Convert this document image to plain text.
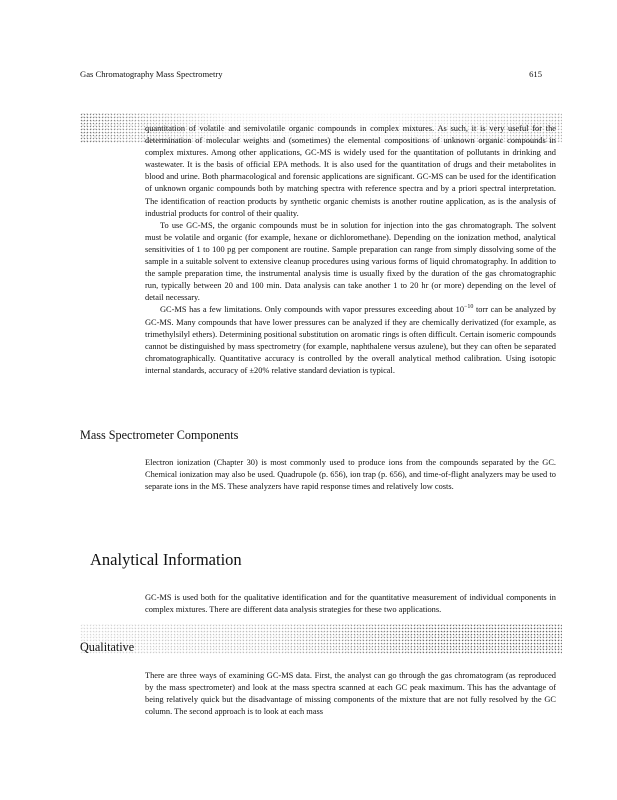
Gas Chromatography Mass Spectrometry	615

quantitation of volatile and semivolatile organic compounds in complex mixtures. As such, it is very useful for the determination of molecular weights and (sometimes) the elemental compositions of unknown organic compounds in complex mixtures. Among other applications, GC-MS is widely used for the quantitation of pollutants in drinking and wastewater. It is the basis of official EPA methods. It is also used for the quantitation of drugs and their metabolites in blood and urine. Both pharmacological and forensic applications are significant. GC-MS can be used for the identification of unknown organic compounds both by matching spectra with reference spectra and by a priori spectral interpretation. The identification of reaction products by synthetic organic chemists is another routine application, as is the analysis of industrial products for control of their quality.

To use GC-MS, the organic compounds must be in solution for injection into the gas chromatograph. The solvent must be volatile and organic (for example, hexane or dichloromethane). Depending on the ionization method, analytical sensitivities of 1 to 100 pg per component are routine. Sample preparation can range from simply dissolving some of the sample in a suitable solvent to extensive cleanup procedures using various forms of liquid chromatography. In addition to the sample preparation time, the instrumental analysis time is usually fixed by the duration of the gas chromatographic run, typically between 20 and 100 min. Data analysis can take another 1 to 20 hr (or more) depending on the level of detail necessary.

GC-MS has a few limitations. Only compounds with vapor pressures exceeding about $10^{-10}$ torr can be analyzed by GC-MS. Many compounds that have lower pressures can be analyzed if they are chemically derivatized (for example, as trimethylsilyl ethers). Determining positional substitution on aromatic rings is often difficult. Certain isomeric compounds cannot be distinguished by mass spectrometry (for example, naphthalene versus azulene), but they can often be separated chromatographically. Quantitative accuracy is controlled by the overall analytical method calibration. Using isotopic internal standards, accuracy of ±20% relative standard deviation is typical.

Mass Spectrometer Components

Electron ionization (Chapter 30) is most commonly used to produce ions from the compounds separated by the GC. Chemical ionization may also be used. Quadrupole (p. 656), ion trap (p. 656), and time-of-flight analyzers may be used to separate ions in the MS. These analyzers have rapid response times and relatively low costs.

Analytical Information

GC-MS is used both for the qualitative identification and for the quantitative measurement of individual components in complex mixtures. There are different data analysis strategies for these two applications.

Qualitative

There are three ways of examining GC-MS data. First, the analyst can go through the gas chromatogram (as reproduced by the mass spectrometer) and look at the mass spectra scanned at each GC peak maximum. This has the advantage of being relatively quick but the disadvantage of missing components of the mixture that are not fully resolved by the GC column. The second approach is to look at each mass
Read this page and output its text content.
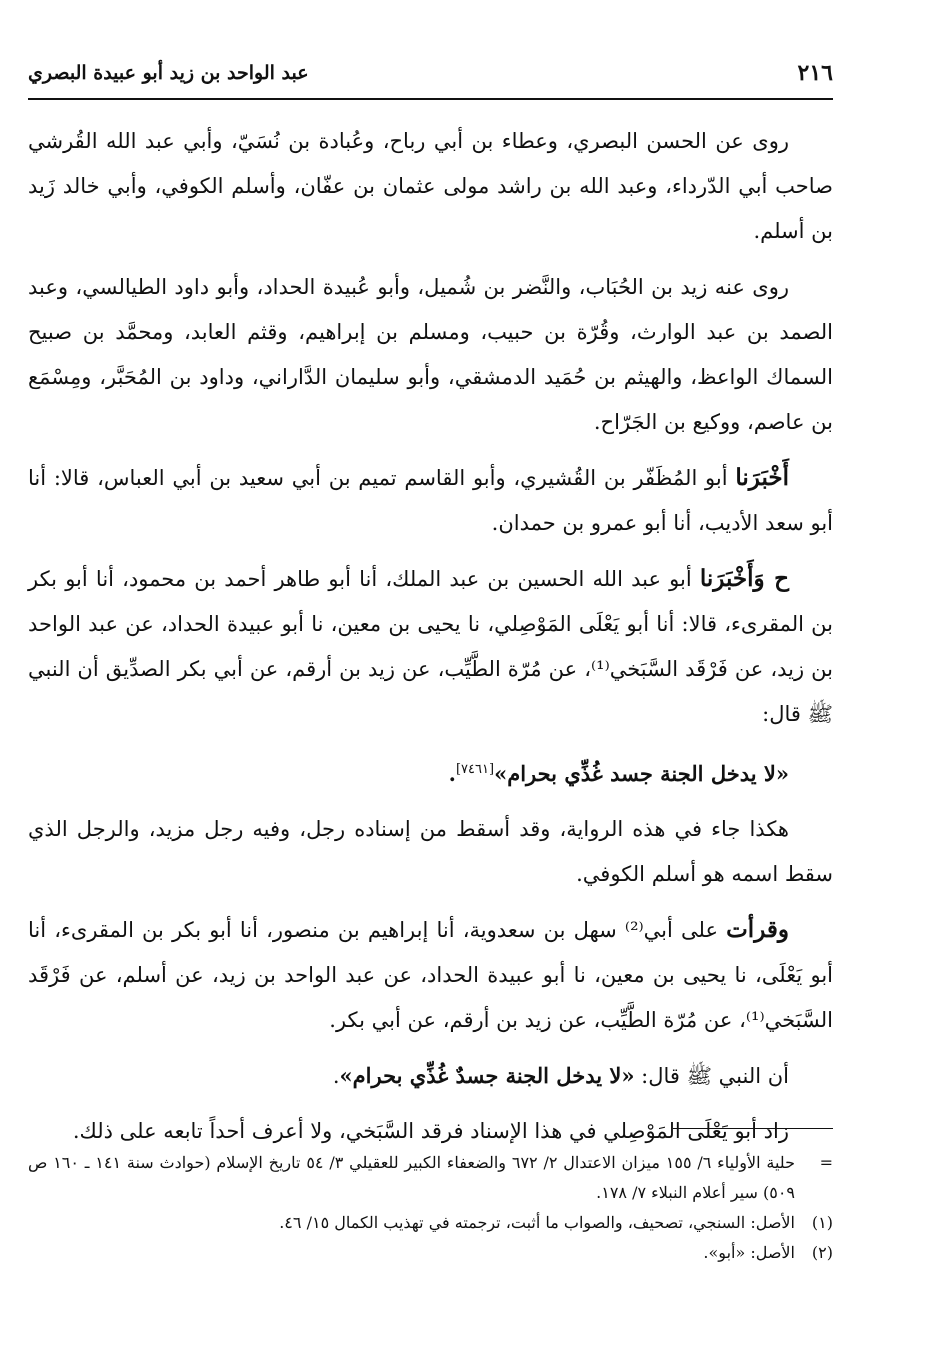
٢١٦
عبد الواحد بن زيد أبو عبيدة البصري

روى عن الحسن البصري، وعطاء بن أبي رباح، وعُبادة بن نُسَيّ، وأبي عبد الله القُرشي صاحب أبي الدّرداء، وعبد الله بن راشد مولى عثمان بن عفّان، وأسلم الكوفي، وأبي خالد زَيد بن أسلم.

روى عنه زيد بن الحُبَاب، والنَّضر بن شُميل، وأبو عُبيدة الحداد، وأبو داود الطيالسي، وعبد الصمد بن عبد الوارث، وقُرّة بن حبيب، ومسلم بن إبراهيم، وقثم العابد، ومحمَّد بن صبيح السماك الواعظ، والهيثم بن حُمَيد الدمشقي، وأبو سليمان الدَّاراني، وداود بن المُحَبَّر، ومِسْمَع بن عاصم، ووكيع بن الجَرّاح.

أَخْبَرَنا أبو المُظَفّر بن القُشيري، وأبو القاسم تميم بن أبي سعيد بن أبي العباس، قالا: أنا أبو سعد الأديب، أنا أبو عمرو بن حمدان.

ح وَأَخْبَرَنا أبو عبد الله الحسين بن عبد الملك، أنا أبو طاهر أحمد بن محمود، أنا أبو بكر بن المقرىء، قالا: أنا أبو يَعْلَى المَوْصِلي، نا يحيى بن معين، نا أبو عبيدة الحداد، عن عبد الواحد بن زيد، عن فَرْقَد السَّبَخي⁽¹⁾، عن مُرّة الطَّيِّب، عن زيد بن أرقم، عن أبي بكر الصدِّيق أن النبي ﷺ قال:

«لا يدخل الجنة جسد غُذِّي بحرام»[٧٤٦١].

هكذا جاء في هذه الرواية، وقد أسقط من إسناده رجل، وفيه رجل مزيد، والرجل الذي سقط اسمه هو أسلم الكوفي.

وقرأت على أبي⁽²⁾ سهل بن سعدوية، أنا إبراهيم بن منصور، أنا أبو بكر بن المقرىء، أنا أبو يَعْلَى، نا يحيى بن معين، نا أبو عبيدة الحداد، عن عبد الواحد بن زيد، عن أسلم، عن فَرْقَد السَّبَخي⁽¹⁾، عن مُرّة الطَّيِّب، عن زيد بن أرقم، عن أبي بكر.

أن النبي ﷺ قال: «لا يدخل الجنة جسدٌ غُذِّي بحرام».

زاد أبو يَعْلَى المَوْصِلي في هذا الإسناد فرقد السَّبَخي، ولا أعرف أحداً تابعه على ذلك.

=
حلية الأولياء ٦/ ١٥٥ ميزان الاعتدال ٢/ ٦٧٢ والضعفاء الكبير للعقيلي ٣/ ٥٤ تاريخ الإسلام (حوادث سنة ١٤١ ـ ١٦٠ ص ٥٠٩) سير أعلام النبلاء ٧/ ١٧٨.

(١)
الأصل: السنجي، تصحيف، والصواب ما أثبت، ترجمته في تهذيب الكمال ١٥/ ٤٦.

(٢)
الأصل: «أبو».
——
- [Aim of the exercise] Collect each line of the entries that has the word "يدخل", copying it in full.

- [Answer below]
«لا يدخل الجنة جسد غُذِّي بحرام»[٧٤٦١].
أن النبي ﷺ قال: «لا يدخل الجنة جسدٌ غُذِّي بحرام».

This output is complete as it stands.